STATED GOAL: Please return the full listing below without altering anything.

Dataset items:
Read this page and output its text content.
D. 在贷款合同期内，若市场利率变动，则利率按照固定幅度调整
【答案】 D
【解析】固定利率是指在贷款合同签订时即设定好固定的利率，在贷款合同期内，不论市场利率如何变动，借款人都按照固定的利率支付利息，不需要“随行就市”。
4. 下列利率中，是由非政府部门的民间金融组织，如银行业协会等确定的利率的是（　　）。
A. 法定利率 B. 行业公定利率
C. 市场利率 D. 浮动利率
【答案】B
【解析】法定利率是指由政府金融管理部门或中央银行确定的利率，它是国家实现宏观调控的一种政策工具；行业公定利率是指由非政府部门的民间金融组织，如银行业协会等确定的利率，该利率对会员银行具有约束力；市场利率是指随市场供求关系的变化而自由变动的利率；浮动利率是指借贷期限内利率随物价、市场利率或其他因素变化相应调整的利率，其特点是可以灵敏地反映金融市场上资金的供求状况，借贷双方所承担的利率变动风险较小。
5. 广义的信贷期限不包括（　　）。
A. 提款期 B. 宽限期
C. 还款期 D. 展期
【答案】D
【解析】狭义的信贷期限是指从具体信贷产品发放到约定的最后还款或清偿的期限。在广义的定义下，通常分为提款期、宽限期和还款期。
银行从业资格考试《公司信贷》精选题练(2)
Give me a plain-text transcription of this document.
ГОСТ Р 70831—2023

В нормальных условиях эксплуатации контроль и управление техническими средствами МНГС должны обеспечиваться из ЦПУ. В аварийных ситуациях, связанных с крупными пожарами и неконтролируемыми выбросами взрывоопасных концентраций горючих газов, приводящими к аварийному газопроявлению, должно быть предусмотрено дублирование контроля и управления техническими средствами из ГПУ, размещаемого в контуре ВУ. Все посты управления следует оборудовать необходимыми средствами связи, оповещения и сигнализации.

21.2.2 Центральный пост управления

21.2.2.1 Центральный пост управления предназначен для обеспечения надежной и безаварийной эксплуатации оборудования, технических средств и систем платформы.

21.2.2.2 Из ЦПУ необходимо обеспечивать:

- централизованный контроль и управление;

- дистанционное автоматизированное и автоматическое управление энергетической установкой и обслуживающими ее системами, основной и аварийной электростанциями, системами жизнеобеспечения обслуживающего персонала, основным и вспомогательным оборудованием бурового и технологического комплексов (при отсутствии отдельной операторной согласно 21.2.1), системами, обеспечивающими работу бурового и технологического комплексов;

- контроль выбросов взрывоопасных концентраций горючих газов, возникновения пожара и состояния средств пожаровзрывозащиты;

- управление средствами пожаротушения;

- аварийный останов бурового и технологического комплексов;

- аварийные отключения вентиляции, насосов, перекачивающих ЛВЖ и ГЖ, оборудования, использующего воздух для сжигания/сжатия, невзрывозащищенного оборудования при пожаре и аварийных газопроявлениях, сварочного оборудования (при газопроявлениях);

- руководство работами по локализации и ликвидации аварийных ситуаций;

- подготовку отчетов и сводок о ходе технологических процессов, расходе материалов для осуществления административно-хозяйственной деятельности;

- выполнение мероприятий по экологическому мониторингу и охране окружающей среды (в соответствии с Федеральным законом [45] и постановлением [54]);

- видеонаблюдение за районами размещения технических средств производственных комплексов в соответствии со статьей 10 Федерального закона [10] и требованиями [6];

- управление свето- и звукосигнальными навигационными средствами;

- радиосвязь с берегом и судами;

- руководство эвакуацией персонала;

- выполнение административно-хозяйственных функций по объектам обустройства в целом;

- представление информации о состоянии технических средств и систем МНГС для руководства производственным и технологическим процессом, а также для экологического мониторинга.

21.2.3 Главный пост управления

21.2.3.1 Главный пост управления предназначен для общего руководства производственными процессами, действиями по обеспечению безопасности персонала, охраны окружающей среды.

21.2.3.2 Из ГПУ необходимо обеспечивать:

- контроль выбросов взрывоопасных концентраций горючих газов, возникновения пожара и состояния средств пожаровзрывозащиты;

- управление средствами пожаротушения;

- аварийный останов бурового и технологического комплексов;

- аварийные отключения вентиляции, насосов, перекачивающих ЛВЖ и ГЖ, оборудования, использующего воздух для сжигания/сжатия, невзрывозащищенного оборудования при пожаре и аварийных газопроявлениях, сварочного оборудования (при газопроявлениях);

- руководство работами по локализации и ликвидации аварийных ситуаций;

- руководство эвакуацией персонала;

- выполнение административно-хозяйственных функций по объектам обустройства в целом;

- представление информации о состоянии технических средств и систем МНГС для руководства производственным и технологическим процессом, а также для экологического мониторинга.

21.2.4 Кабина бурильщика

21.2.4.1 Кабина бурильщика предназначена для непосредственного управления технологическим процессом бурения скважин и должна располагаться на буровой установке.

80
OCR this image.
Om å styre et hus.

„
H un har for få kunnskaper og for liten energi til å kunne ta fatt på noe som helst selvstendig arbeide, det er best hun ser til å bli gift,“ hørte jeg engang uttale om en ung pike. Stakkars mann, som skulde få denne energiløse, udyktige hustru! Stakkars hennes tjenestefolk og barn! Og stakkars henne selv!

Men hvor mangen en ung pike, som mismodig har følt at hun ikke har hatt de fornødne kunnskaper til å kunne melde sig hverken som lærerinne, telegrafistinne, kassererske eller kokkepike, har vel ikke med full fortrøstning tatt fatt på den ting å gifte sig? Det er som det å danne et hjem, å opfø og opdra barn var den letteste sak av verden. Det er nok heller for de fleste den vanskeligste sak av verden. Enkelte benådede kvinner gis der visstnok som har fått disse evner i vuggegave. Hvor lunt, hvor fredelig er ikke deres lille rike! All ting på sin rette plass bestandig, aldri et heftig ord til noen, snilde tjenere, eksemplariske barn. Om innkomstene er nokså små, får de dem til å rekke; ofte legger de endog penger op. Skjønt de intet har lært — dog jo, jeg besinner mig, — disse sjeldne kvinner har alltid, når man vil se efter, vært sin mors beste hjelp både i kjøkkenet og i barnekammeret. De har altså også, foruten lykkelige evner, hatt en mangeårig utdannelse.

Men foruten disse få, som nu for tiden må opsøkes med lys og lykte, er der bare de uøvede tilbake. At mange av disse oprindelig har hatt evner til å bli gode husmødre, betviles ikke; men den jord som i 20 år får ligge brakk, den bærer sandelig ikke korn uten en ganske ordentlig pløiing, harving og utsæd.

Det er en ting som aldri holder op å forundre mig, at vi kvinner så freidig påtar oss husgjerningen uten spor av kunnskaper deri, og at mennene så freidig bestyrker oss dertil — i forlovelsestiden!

SOLUTION FOR THIS EXERCISE:
Read this page and output its text content.
D. 在贷款合同期内，若市场利率变动，则利率按照固定幅度调整
【答案】 D
【解析】固定利率是指在贷款合同签订时即设定好固定的利率，在贷款合同期内，不论市场利率如何变动，借款人都按照固定的利率支付利息，不需要“随行就市”。
4. 下列利率中，是由非政府部门的民间金融组织，如银行业协会等确定的利率的是（　　）。
A. 法定利率 B. 行业公定利率
C. 市场利率 D. 浮动利率
【答案】B
【解析】法定利率是指由政府金融管理部门或中央银行确定的利率，它是国家实现宏观调控的一种政策工具；行业公定利率是指由非政府部门的民间金融组织，如银行业协会等确定的利率，该利率对会员银行具有约束力；市场利率是指随市场供求关系的变化而自由变动的利率；浮动利率是指借贷期限内利率随物价、市场利率或其他因素变化相应调整的利率，其特点是可以灵敏地反映金融市场上资金的供求状况，借贷双方所承担的利率变动风险较小。
5. 广义的信贷期限不包括（　　）。
A. 提款期 B. 宽限期
C. 还款期 D. 展期
【答案】D
【解析】狭义的信贷期限是指从具体信贷产品发放到约定的最后还款或清偿的期限。在广义的定义下，通常分为提款期、宽限期和还款期。
银行从业资格考试《公司信贷》精选题练(2)
Give me a plain-text transcription of this document.
ГОСТ Р 70831—2023

В нормальных условиях эксплуатации контроль и управление техническими средствами МНГС должны обеспечиваться из ЦПУ. В аварийных ситуациях, связанных с крупными пожарами и неконтролируемыми выбросами взрывоопасных концентраций горючих газов, приводящими к аварийному газопроявлению, должно быть предусмотрено дублирование контроля и управления техническими средствами из ГПУ, размещаемого в контуре ВУ. Все посты управления следует оборудовать необходимыми средствами связи, оповещения и сигнализации.

21.2.2 Центральный пост управления

21.2.2.1 Центральный пост управления предназначен для обеспечения надежной и безаварийной эксплуатации оборудования, технических средств и систем платформы.

21.2.2.2 Из ЦПУ необходимо обеспечивать:

- централизованный контроль и управление;

- дистанционное автоматизированное и автоматическое управление энергетической установкой и обслуживающими ее системами, основной и аварийной электростанциями, системами жизнеобеспечения обслуживающего персонала, основным и вспомогательным оборудованием бурового и технологического комплексов (при отсутствии отдельной операторной согласно 21.2.1), системами, обеспечивающими работу бурового и технологического комплексов;

- контроль выбросов взрывоопасных концентраций горючих газов, возникновения пожара и состояния средств пожаровзрывозащиты;

- управление средствами пожаротушения;

- аварийный останов бурового и технологического комплексов;

- аварийные отключения вентиляции, насосов, перекачивающих ЛВЖ и ГЖ, оборудования, использующего воздух для сжигания/сжатия, невзрывозащищенного оборудования при пожаре и аварийных газопроявлениях, сварочного оборудования (при газопроявлениях);

- руководство работами по локализации и ликвидации аварийных ситуаций;

- подготовку отчетов и сводок о ходе технологических процессов, расходе материалов для осуществления административно-хозяйственной деятельности;

- выполнение мероприятий по экологическому мониторингу и охране окружающей среды (в соответствии с Федеральным законом [45] и постановлением [54]);

- видеонаблюдение за районами размещения технических средств производственных комплексов в соответствии со статьей 10 Федерального закона [10] и требованиями [6];

- управление свето- и звукосигнальными навигационными средствами;

- радиосвязь с берегом и судами;

- руководство эвакуацией персонала;

- выполнение административно-хозяйственных функций по объектам обустройства в целом;

- представление информации о состоянии технических средств и систем МНГС для руководства производственным и технологическим процессом, а также для экологического мониторинга.

21.2.3 Главный пост управления

21.2.3.1 Главный пост управления предназначен для общего руководства производственными процессами, действиями по обеспечению безопасности персонала, охраны окружающей среды.

21.2.3.2 Из ГПУ необходимо обеспечивать:

- контроль выбросов взрывоопасных концентраций горючих газов, возникновения пожара и состояния средств пожаровзрывозащиты;

- управление средствами пожаротушения;

- аварийный останов бурового и технологического комплексов;

- аварийные отключения вентиляции, насосов, перекачивающих ЛВЖ и ГЖ, оборудования, использующего воздух для сжигания/сжатия, невзрывозащищенного оборудования при пожаре и аварийных газопроявлениях, сварочного оборудования (при газопроявлениях);

- руководство работами по локализации и ликвидации аварийных ситуаций;

- руководство эвакуацией персонала;

- выполнение административно-хозяйственных функций по объектам обустройства в целом;

- представление информации о состоянии технических средств и систем МНГС для руководства производственным и технологическим процессом, а также для экологического мониторинга.

21.2.4 Кабина бурильщика

21.2.4.1 Кабина бурильщика предназначена для непосредственного управления технологическим процессом бурения скважин и должна располагаться на буровой установке.

80
OCR this image.
Om å styre et hus.

„
H un har for få kunnskaper og for liten energi til å kunne ta fatt på noe som helst selvstendig arbeide, det er best hun ser til å bli gift,“ hørte jeg engang uttale om en ung pike. Stakkars mann, som skulde få denne energiløse, udyktige hustru! Stakkars hennes tjenestefolk og barn! Og stakkars henne selv!

Men hvor mangen en ung pike, som mismodig har følt at hun ikke har hatt de fornødne kunnskaper til å kunne melde sig hverken som lærerinne, telegrafistinne, kassererske eller kokkepike, har vel ikke med full fortrøstning tatt fatt på den ting å gifte sig? Det er som det å danne et hjem, å opfø og opdra barn var den letteste sak av verden. Det er nok heller for de fleste den vanskeligste sak av verden. Enkelte benådede kvinner gis der visstnok som har fått disse evner i vuggegave. Hvor lunt, hvor fredelig er ikke deres lille rike! All ting på sin rette plass bestandig, aldri et heftig ord til noen, snilde tjenere, eksemplariske barn. Om innkomstene er nokså små, får de dem til å rekke; ofte legger de endog penger op. Skjønt de intet har lært — dog jo, jeg besinner mig, — disse sjeldne kvinner har alltid, når man vil se efter, vært sin mors beste hjelp både i kjøkkenet og i barnekammeret. De har altså også, foruten lykkelige evner, hatt en mangeårig utdannelse.

Men foruten disse få, som nu for tiden må opsøkes med lys og lykte, er der bare de uøvede tilbake. At mange av disse oprindelig har hatt evner til å bli gode husmødre, betviles ikke; men den jord som i 20 år får ligge brakk, den bærer sandelig ikke korn uten en ganske ordentlig pløiing, harving og utsæd.

Det er en ting som aldri holder op å forundre mig, at vi kvinner så freidig påtar oss husgjerningen uten spor av kunnskaper deri, og at mennene så freidig bestyrker oss dertil — i forlovelsestiden!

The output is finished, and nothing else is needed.